● **Rows**:
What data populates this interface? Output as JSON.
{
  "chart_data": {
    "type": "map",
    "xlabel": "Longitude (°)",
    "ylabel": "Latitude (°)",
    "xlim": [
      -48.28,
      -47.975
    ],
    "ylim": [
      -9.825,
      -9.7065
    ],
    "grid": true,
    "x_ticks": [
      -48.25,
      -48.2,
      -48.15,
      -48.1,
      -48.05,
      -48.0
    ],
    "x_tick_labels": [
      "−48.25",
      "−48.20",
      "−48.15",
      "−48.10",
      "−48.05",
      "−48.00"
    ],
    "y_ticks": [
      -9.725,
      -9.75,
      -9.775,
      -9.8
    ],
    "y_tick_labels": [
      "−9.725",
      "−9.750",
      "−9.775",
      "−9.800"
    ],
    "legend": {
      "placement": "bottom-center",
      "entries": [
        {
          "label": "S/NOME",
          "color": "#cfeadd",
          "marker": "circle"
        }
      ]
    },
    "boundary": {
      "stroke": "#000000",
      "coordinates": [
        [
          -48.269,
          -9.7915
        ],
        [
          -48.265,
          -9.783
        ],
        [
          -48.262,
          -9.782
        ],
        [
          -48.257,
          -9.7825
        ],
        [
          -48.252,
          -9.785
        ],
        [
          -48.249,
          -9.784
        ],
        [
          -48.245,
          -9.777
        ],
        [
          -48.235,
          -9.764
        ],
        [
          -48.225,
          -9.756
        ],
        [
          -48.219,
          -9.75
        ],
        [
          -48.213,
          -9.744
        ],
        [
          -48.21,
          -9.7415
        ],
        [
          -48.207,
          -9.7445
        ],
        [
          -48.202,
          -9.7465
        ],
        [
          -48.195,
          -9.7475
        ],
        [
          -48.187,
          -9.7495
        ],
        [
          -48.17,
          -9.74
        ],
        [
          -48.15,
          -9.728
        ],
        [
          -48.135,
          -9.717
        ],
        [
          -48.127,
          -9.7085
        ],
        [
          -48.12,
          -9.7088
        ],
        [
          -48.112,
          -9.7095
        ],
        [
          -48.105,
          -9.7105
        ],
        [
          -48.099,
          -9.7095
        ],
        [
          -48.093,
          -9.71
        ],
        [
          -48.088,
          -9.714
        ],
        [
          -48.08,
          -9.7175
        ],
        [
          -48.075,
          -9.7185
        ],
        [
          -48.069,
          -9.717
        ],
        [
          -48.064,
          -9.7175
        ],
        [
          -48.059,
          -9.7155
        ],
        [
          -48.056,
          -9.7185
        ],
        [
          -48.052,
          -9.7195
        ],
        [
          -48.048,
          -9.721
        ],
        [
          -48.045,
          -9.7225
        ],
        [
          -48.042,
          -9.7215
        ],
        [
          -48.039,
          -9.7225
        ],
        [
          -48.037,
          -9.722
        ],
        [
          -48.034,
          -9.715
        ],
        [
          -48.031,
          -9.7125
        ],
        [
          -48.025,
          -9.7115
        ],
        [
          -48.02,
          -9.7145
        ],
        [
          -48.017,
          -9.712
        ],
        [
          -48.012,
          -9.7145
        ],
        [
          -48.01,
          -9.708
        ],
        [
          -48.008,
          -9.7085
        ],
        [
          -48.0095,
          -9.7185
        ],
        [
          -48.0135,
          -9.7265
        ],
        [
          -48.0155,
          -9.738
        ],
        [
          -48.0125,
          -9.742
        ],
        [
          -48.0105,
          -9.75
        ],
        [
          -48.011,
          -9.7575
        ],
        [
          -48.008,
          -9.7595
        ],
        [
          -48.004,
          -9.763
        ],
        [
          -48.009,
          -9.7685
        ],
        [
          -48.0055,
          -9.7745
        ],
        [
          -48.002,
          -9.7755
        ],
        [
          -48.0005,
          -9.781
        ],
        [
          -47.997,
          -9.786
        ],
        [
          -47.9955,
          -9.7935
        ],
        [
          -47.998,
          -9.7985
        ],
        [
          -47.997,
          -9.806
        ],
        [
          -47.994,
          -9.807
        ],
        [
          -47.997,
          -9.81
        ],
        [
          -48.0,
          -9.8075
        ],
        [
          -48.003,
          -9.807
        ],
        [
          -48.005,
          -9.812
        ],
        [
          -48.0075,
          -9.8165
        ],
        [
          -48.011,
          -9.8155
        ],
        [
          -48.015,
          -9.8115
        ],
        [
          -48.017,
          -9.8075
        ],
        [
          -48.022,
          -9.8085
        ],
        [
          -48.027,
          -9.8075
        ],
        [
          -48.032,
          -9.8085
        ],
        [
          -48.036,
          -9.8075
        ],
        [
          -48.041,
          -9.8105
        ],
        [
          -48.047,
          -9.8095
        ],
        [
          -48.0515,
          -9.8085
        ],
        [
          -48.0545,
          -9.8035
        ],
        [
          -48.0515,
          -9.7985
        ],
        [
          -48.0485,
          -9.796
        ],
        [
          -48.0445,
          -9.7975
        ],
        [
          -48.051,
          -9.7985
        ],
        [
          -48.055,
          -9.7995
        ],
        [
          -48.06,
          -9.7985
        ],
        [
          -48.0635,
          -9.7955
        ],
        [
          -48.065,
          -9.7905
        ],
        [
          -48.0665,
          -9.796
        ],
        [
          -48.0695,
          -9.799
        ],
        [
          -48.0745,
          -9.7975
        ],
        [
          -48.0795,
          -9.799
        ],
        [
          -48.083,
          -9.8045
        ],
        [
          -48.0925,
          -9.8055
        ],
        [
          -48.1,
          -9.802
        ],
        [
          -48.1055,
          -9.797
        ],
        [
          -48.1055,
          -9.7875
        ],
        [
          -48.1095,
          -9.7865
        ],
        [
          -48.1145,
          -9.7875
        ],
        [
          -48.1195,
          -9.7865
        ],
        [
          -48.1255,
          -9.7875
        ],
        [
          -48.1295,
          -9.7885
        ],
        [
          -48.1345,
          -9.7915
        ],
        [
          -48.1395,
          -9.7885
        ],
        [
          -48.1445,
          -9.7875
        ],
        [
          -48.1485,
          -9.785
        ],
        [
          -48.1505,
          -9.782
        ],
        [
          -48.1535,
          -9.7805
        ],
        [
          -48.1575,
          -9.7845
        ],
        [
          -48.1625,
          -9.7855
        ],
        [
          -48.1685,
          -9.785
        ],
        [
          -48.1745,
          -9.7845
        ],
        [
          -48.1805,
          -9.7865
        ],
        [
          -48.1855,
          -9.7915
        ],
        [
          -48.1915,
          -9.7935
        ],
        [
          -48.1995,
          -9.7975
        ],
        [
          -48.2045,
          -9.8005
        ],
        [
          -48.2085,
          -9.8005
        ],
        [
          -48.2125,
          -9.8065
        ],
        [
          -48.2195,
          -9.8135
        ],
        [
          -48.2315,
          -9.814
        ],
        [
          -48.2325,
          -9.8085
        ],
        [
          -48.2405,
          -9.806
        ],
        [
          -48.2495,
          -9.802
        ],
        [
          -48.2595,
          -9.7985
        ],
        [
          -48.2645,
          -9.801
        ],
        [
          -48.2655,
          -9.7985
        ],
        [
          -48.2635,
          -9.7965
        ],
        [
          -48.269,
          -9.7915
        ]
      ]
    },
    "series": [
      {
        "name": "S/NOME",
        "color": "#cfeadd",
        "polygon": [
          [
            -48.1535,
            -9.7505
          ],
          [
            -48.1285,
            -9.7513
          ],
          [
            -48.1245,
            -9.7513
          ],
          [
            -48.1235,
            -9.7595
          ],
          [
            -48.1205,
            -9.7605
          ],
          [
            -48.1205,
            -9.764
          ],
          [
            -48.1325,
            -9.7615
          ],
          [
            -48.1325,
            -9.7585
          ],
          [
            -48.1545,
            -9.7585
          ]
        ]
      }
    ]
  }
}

● **Problem to work on**: Would you write down every record again, exactly?

● **Completed exercise**:
What data populates this interface? Output as JSON.
{
  "chart_data": {
    "type": "map",
    "xlabel": "Longitude (°)",
    "ylabel": "Latitude (°)",
    "xlim": [
      -48.28,
      -47.975
    ],
    "ylim": [
      -9.825,
      -9.7065
    ],
    "grid": true,
    "x_ticks": [
      -48.25,
      -48.2,
      -48.15,
      -48.1,
      -48.05,
      -48.0
    ],
    "x_tick_labels": [
      "−48.25",
      "−48.20",
      "−48.15",
      "−48.10",
      "−48.05",
      "−48.00"
    ],
    "y_ticks": [
      -9.725,
      -9.75,
      -9.775,
      -9.8
    ],
    "y_tick_labels": [
      "−9.725",
      "−9.750",
      "−9.775",
      "−9.800"
    ],
    "legend": {
      "placement": "bottom-center",
      "entries": [
        {
          "label": "S/NOME",
          "color": "#cfeadd",
          "marker": "circle"
        }
      ]
    },
    "boundary": {
      "stroke": "#000000",
      "coordinates": [
        [
          -48.269,
          -9.7915
        ],
        [
          -48.265,
          -9.783
        ],
        [
          -48.262,
          -9.782
        ],
        [
          -48.257,
          -9.7825
        ],
        [
          -48.252,
          -9.785
        ],
        [
          -48.249,
          -9.784
        ],
        [
          -48.245,
          -9.777
        ],
        [
          -48.235,
          -9.764
        ],
        [
          -48.225,
          -9.756
        ],
        [
          -48.219,
          -9.75
        ],
        [
          -48.213,
          -9.744
        ],
        [
          -48.21,
          -9.7415
        ],
        [
          -48.207,
          -9.7445
        ],
        [
          -48.202,
          -9.7465
        ],
        [
          -48.195,
          -9.7475
        ],
        [
          -48.187,
          -9.7495
        ],
        [
          -48.17,
          -9.74
        ],
        [
          -48.15,
          -9.728
        ],
        [
          -48.135,
          -9.717
        ],
        [
          -48.127,
          -9.7085
        ],
        [
          -48.12,
          -9.7088
        ],
        [
          -48.112,
          -9.7095
        ],
        [
          -48.105,
          -9.7105
        ],
        [
          -48.099,
          -9.7095
        ],
        [
          -48.093,
          -9.71
        ],
        [
          -48.088,
          -9.714
        ],
        [
          -48.08,
          -9.7175
        ],
        [
          -48.075,
          -9.7185
        ],
        [
          -48.069,
          -9.717
        ],
        [
          -48.064,
          -9.7175
        ],
        [
          -48.059,
          -9.7155
        ],
        [
          -48.056,
          -9.7185
        ],
        [
          -48.052,
          -9.7195
        ],
        [
          -48.048,
          -9.721
        ],
        [
          -48.045,
          -9.7225
        ],
        [
          -48.042,
          -9.7215
        ],
        [
          -48.039,
          -9.7225
        ],
        [
          -48.037,
          -9.722
        ],
        [
          -48.034,
          -9.715
        ],
        [
          -48.031,
          -9.7125
        ],
        [
          -48.025,
          -9.7115
        ],
        [
          -48.02,
          -9.7145
        ],
        [
          -48.017,
          -9.712
        ],
        [
          -48.012,
          -9.7145
        ],
        [
          -48.01,
          -9.708
        ],
        [
          -48.008,
          -9.7085
        ],
        [
          -48.0095,
          -9.7185
        ],
        [
          -48.0135,
          -9.7265
        ],
        [
          -48.0155,
          -9.738
        ],
        [
          -48.0125,
          -9.742
        ],
        [
          -48.0105,
          -9.75
        ],
        [
          -48.011,
          -9.7575
        ],
        [
          -48.008,
          -9.7595
        ],
        [
          -48.004,
          -9.763
        ],
        [
          -48.009,
          -9.7685
        ],
        [
          -48.0055,
          -9.7745
        ],
        [
          -48.002,
          -9.7755
        ],
        [
          -48.0005,
          -9.781
        ],
        [
          -47.997,
          -9.786
        ],
        [
          -47.9955,
          -9.7935
        ],
        [
          -47.998,
          -9.7985
        ],
        [
          -47.997,
          -9.806
        ],
        [
          -47.994,
          -9.807
        ],
        [
          -47.997,
          -9.81
        ],
        [
          -48.0,
          -9.8075
        ],
        [
          -48.003,
          -9.807
        ],
        [
          -48.005,
          -9.812
        ],
        [
          -48.0075,
          -9.8165
        ],
        [
          -48.011,
          -9.8155
        ],
        [
          -48.015,
          -9.8115
        ],
        [
          -48.017,
          -9.8075
        ],
        [
          -48.022,
          -9.8085
        ],
        [
          -48.027,
          -9.8075
        ],
        [
          -48.032,
          -9.8085
        ],
        [
          -48.036,
          -9.8075
        ],
        [
          -48.041,
          -9.8105
        ],
        [
          -48.047,
          -9.8095
        ],
        [
          -48.0515,
          -9.8085
        ],
        [
          -48.0545,
          -9.8035
        ],
        [
          -48.0515,
          -9.7985
        ],
        [
          -48.0485,
          -9.796
        ],
        [
          -48.0445,
          -9.7975
        ],
        [
          -48.051,
          -9.7985
        ],
        [
          -48.055,
          -9.7995
        ],
        [
          -48.06,
          -9.7985
        ],
        [
          -48.0635,
          -9.7955
        ],
        [
          -48.065,
          -9.7905
        ],
        [
          -48.0665,
          -9.796
        ],
        [
          -48.0695,
          -9.799
        ],
        [
          -48.0745,
          -9.7975
        ],
        [
          -48.0795,
          -9.799
        ],
        [
          -48.083,
          -9.8045
        ],
        [
          -48.0925,
          -9.8055
        ],
        [
          -48.1,
          -9.802
        ],
        [
          -48.1055,
          -9.797
        ],
        [
          -48.1055,
          -9.7875
        ],
        [
          -48.1095,
          -9.7865
        ],
        [
          -48.1145,
          -9.7875
        ],
        [
          -48.1195,
          -9.7865
        ],
        [
          -48.1255,
          -9.7875
        ],
        [
          -48.1295,
          -9.7885
        ],
        [
          -48.1345,
          -9.7915
        ],
        [
          -48.1395,
          -9.7885
        ],
        [
          -48.1445,
          -9.7875
        ],
        [
          -48.1485,
          -9.785
        ],
        [
          -48.1505,
          -9.782
        ],
        [
          -48.1535,
          -9.7805
        ],
        [
          -48.1575,
          -9.7845
        ],
        [
          -48.1625,
          -9.7855
        ],
        [
          -48.1685,
          -9.785
        ],
        [
          -48.1745,
          -9.7845
        ],
        [
          -48.1805,
          -9.7865
        ],
        [
          -48.1855,
          -9.7915
        ],
        [
          -48.1915,
          -9.7935
        ],
        [
          -48.1995,
          -9.7975
        ],
        [
          -48.2045,
          -9.8005
        ],
        [
          -48.2085,
          -9.8005
        ],
        [
          -48.2125,
          -9.8065
        ],
        [
          -48.2195,
          -9.8135
        ],
        [
          -48.2315,
          -9.814
        ],
        [
          -48.2325,
          -9.8085
        ],
        [
          -48.2405,
          -9.806
        ],
        [
          -48.2495,
          -9.802
        ],
        [
          -48.2595,
          -9.7985
        ],
        [
          -48.2645,
          -9.801
        ],
        [
          -48.2655,
          -9.7985
        ],
        [
          -48.2635,
          -9.7965
        ],
        [
          -48.269,
          -9.7915
        ]
      ]
    },
    "series": [
      {
        "name": "S/NOME",
        "color": "#cfeadd",
        "polygon": [
          [
            -48.1535,
            -9.7505
          ],
          [
            -48.1285,
            -9.7513
          ],
          [
            -48.1245,
            -9.7513
          ],
          [
            -48.1235,
            -9.7595
          ],
          [
            -48.1205,
            -9.7605
          ],
          [
            -48.1205,
            -9.764
          ],
          [
            -48.1325,
            -9.7615
          ],
          [
            -48.1325,
            -9.7585
          ],
          [
            -48.1545,
            -9.7585
          ]
        ]
      }
    ]
  }
}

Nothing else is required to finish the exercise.